*INSTRUCTIONS FOR THE TASK*
Output every entry exactly as written, but omit the pictures.

======== GIVEN DATA ========

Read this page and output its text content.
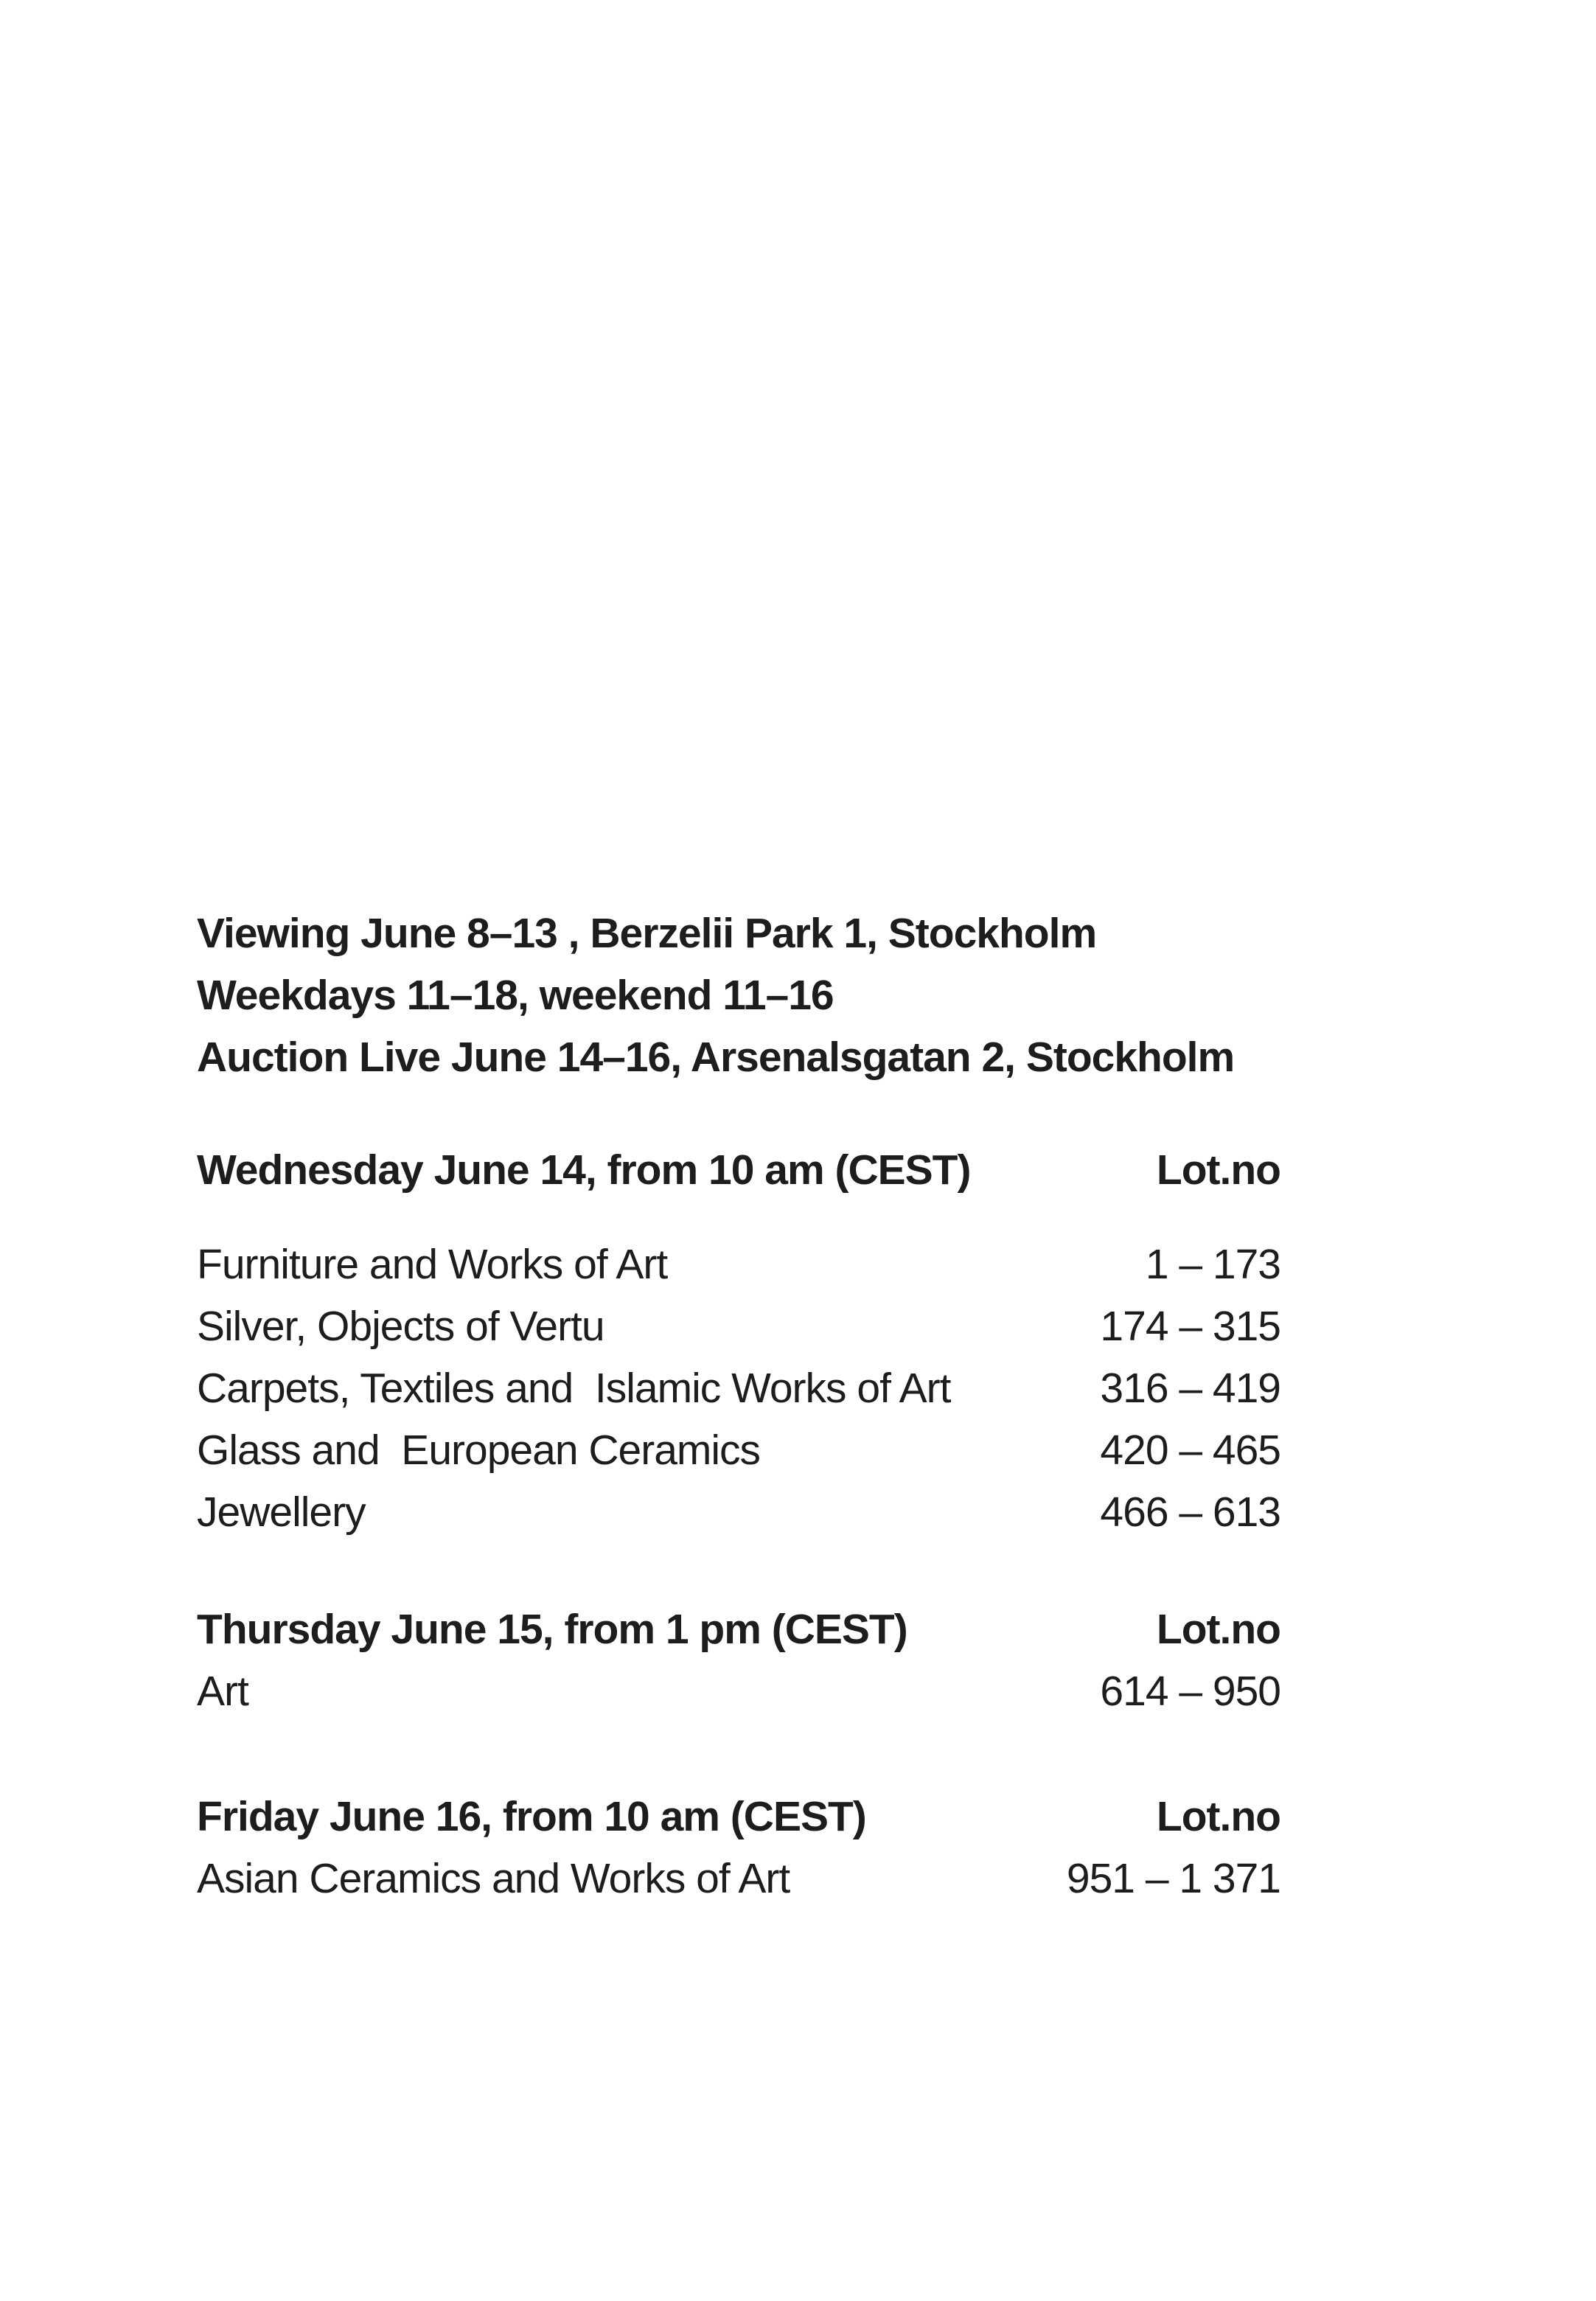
Viewing June 8–13 , Berzelii Park 1, Stockholm

Weekdays 11–18, weekend 11–16

Auction Live June 14–16, Arsenalsgatan 2, Stockholm

Wednesday June 14, from 10 am (CEST)	Lot.no
Furniture and Works of Art	1 – 173
Silver, Objects of Vertu	174 – 315
Carpets, Textiles and  Islamic Works of Art	316 – 419
Glass and  European Ceramics	420 – 465
Jewellery	466 – 613
Thursday June 15, from 1 pm (CEST)	Lot.no
Art	614 – 950
Friday June 16, from 10 am (CEST)	Lot.no
Asian Ceramics and Works of Art	951 – 1 371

========

*WORKED SOLUTION*
Read this page and output its text content.
Viewing June 8–13 , Berzelii Park 1, Stockholm

Weekdays 11–18, weekend 11–16

Auction Live June 14–16, Arsenalsgatan 2, Stockholm

Wednesday June 14, from 10 am (CEST)	Lot.no
Furniture and Works of Art	1 – 173
Silver, Objects of Vertu	174 – 315
Carpets, Textiles and  Islamic Works of Art	316 – 419
Glass and  European Ceramics	420 – 465
Jewellery	466 – 613
Thursday June 15, from 1 pm (CEST)	Lot.no
Art	614 – 950
Friday June 16, from 10 am (CEST)	Lot.no
Asian Ceramics and Works of Art	951 – 1 371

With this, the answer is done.